→ Challenge
Tally up the lines carrying the string "wymaganiami" and respond with only the resulting number.
________________
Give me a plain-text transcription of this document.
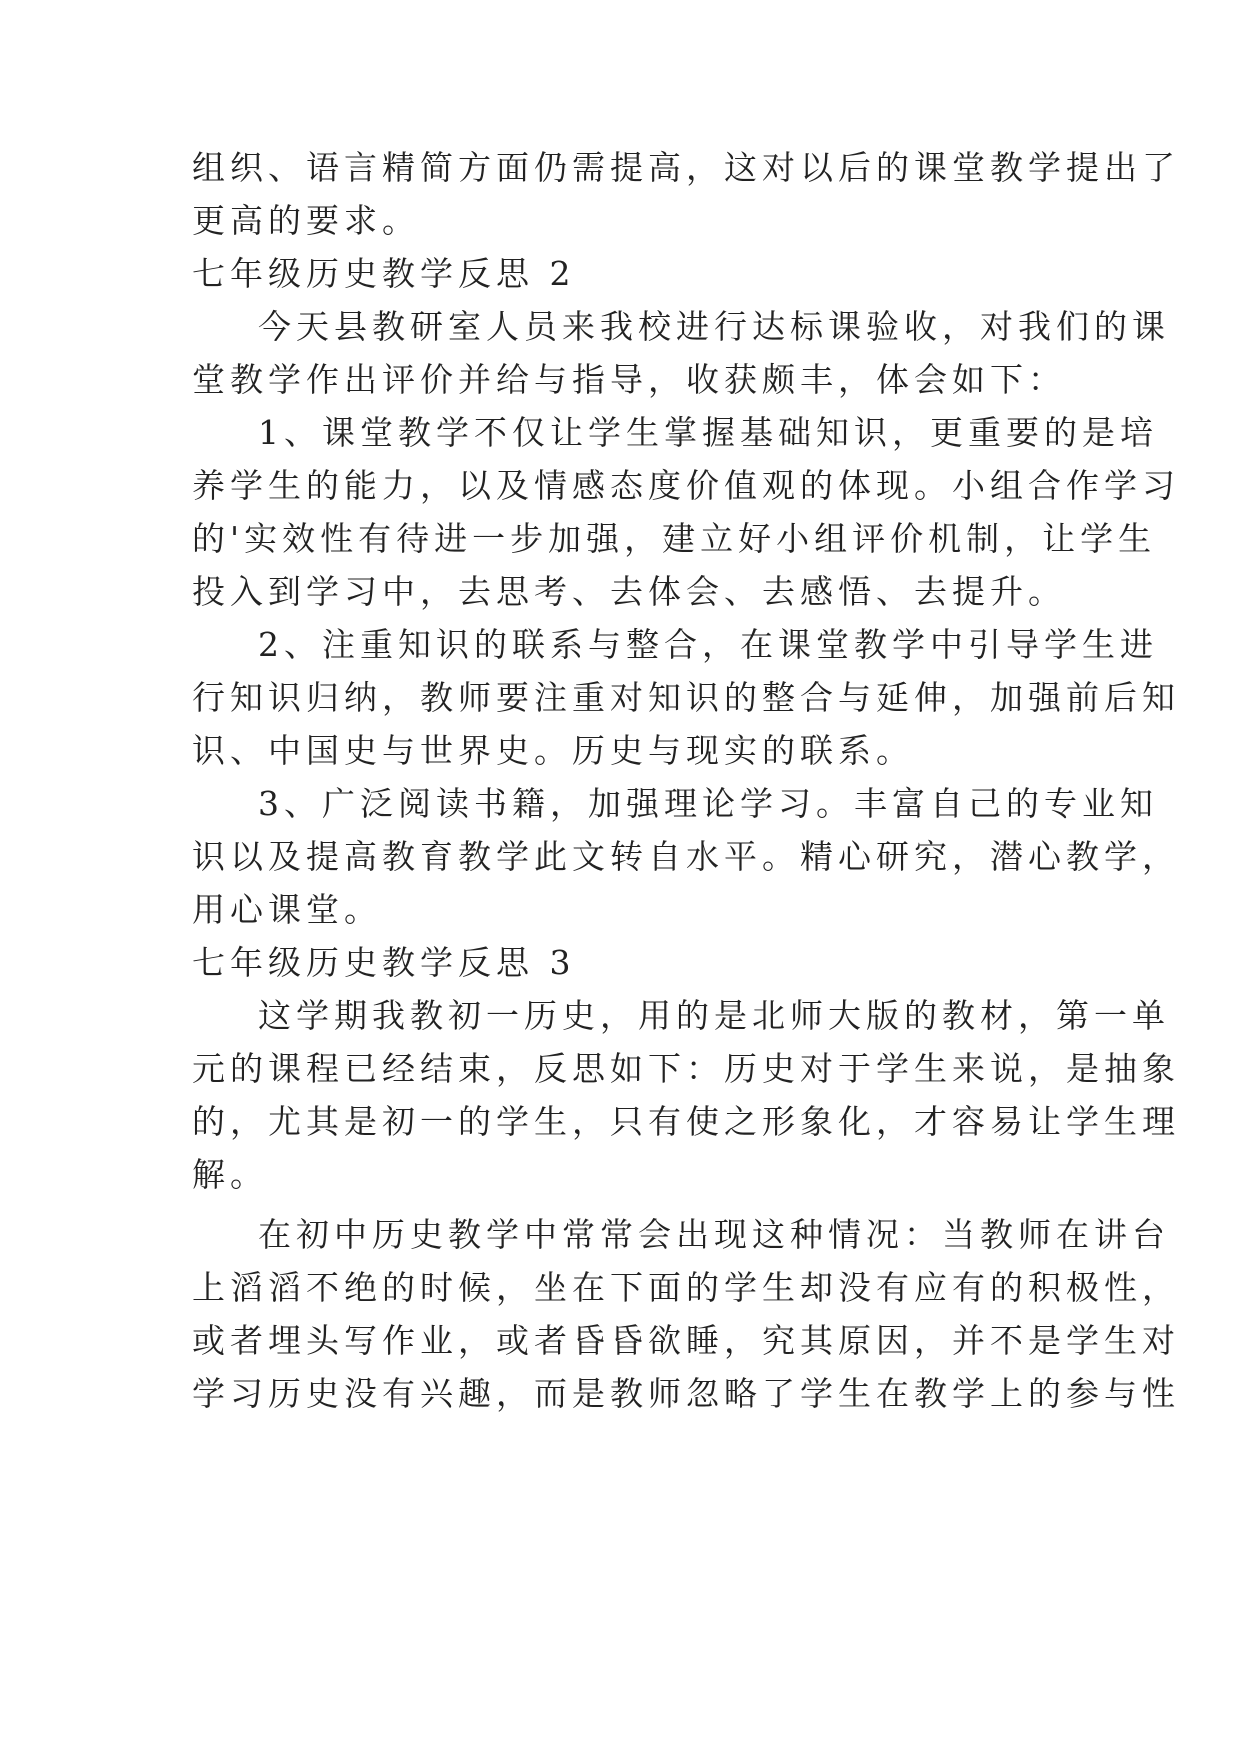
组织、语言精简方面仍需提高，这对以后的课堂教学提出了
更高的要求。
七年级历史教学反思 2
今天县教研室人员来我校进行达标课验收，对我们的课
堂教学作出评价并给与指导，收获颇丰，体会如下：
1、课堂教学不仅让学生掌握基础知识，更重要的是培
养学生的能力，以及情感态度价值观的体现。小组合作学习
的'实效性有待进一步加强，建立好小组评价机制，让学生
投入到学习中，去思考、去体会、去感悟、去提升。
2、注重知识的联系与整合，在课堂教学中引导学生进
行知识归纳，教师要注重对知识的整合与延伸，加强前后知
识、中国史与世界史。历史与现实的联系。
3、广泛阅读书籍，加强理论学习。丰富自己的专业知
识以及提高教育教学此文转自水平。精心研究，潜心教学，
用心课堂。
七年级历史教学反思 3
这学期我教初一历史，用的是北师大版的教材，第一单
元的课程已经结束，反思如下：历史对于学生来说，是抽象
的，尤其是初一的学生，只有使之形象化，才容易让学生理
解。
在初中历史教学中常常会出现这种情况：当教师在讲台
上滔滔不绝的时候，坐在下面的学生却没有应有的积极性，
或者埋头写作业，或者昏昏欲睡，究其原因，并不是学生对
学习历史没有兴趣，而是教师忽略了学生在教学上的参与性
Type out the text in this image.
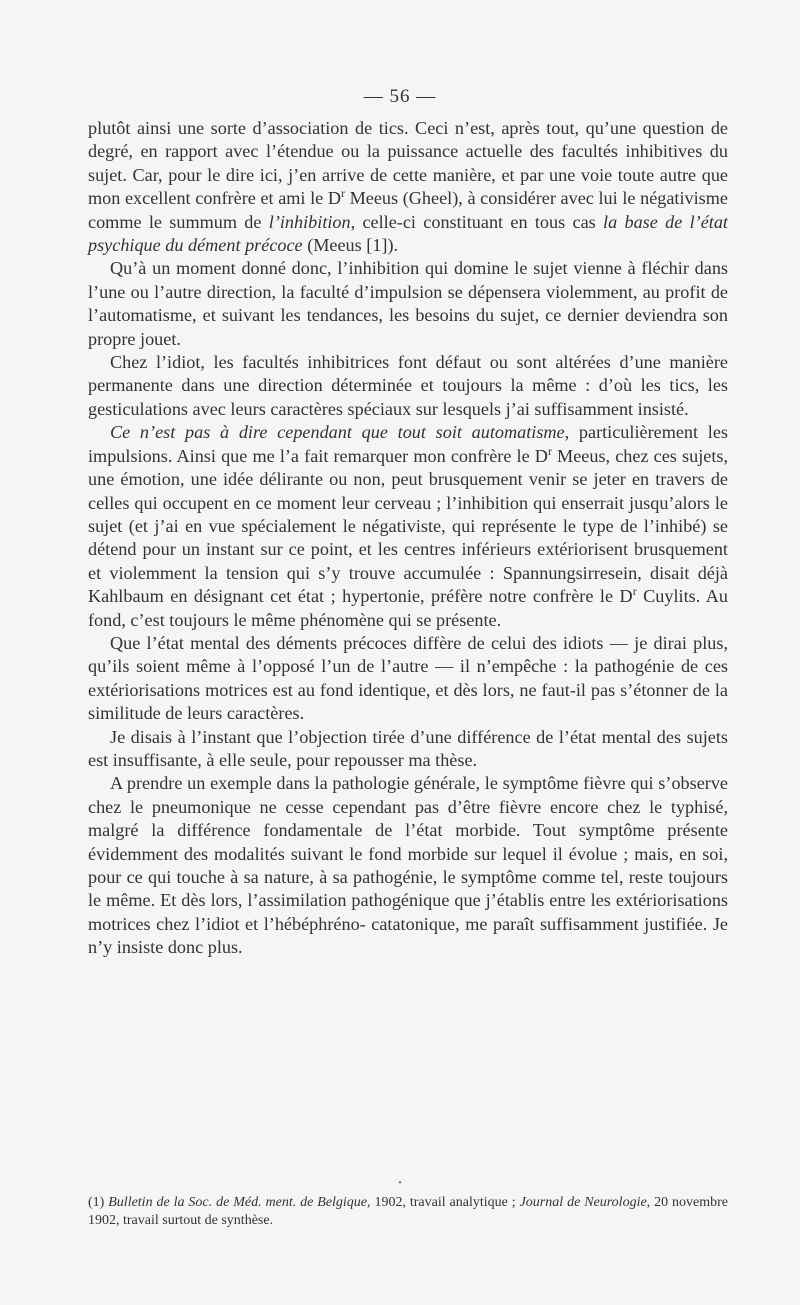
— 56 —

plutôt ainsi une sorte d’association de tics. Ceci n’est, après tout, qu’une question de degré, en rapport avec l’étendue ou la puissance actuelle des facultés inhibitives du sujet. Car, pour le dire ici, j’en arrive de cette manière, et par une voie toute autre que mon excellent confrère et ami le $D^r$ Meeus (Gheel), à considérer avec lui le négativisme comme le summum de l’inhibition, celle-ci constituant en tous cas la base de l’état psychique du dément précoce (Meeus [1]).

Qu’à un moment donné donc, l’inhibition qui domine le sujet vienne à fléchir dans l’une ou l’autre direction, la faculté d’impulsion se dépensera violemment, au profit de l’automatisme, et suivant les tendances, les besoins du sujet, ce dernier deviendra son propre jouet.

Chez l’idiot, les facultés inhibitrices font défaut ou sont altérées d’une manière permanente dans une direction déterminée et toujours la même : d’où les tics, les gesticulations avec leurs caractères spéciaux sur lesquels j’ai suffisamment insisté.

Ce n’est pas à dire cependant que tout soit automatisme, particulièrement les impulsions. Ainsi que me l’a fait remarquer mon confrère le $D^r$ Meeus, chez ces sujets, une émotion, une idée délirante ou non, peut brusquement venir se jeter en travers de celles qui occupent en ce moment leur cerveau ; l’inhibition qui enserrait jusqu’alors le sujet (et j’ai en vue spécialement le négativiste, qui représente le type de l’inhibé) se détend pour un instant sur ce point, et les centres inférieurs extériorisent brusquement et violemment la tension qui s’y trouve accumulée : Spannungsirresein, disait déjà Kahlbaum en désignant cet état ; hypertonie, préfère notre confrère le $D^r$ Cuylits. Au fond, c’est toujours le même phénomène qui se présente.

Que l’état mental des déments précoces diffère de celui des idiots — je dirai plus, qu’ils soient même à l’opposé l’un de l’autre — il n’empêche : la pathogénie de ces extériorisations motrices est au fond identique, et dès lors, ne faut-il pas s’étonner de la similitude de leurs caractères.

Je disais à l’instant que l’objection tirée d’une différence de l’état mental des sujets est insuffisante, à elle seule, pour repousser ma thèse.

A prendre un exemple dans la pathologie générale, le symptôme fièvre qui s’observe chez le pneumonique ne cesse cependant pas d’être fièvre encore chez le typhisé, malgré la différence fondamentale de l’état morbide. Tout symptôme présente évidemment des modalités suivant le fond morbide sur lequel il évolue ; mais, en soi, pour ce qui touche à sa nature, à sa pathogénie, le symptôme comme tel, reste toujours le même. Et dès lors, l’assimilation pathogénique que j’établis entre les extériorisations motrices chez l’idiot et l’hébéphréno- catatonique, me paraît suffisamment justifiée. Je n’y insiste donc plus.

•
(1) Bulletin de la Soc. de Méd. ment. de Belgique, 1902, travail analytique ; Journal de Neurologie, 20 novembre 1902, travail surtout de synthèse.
________________
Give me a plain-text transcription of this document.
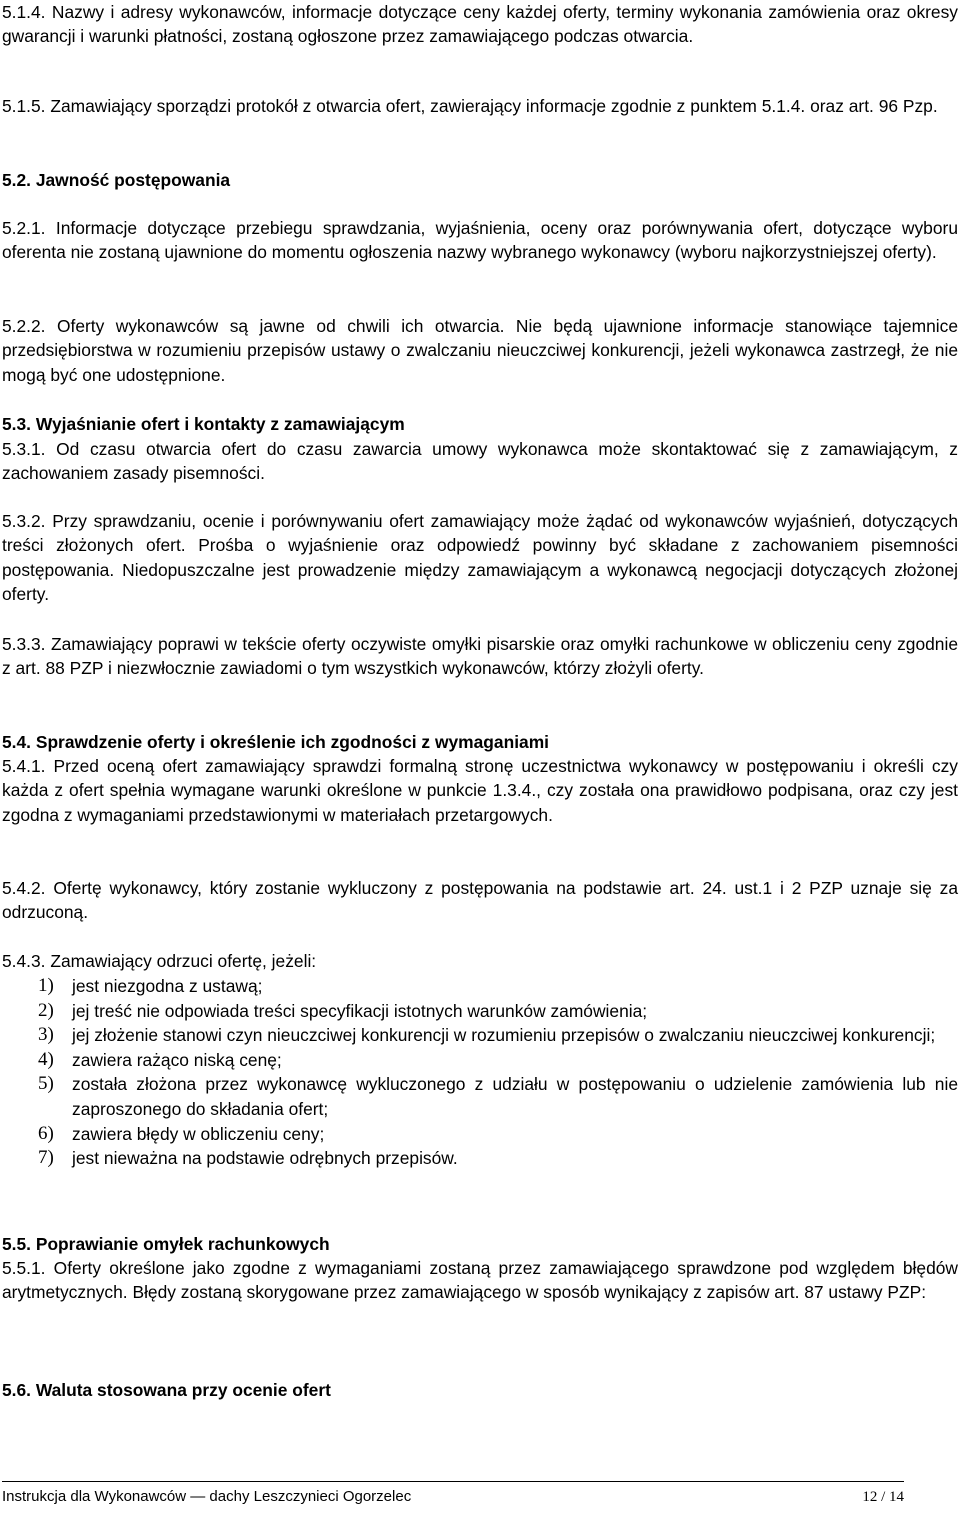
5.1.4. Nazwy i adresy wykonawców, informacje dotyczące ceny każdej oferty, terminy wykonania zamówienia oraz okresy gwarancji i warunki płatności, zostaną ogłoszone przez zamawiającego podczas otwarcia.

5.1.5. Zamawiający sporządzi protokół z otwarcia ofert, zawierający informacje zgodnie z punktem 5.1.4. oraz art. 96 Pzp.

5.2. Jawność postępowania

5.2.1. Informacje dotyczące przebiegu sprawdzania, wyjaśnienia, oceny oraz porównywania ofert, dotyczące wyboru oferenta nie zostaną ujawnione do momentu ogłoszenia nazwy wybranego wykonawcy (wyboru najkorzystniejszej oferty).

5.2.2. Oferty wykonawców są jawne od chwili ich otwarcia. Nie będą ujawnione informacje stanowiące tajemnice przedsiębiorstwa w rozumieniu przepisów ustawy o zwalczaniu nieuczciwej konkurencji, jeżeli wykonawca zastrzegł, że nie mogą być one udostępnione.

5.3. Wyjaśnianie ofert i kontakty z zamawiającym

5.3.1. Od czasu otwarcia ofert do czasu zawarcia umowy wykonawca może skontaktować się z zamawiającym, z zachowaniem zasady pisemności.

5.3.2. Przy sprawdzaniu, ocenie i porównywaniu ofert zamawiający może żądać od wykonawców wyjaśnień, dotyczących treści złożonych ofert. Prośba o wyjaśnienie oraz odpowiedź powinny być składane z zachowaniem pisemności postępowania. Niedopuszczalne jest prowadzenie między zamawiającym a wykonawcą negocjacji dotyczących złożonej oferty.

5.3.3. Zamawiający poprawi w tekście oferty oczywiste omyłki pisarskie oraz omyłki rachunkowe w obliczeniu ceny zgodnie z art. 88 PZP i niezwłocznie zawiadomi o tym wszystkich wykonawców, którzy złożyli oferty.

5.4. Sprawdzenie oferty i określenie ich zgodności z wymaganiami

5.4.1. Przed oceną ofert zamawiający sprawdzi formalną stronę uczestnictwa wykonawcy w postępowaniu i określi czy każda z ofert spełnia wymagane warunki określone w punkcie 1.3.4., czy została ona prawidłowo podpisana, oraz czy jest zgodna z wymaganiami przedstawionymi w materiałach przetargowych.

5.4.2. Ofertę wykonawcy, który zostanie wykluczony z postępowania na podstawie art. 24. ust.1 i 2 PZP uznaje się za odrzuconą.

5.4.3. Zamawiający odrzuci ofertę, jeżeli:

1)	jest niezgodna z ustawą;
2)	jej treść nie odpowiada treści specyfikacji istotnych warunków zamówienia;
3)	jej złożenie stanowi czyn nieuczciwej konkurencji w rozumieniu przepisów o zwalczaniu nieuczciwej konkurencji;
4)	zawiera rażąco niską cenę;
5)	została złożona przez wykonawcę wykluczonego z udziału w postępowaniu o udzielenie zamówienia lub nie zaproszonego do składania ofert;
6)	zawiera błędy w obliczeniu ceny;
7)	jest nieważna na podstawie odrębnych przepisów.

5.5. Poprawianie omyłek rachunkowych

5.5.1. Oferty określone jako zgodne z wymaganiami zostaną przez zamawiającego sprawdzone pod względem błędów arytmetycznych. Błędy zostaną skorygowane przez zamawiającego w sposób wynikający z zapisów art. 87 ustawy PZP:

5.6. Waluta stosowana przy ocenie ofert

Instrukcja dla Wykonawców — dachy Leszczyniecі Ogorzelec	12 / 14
________________
→ Response
3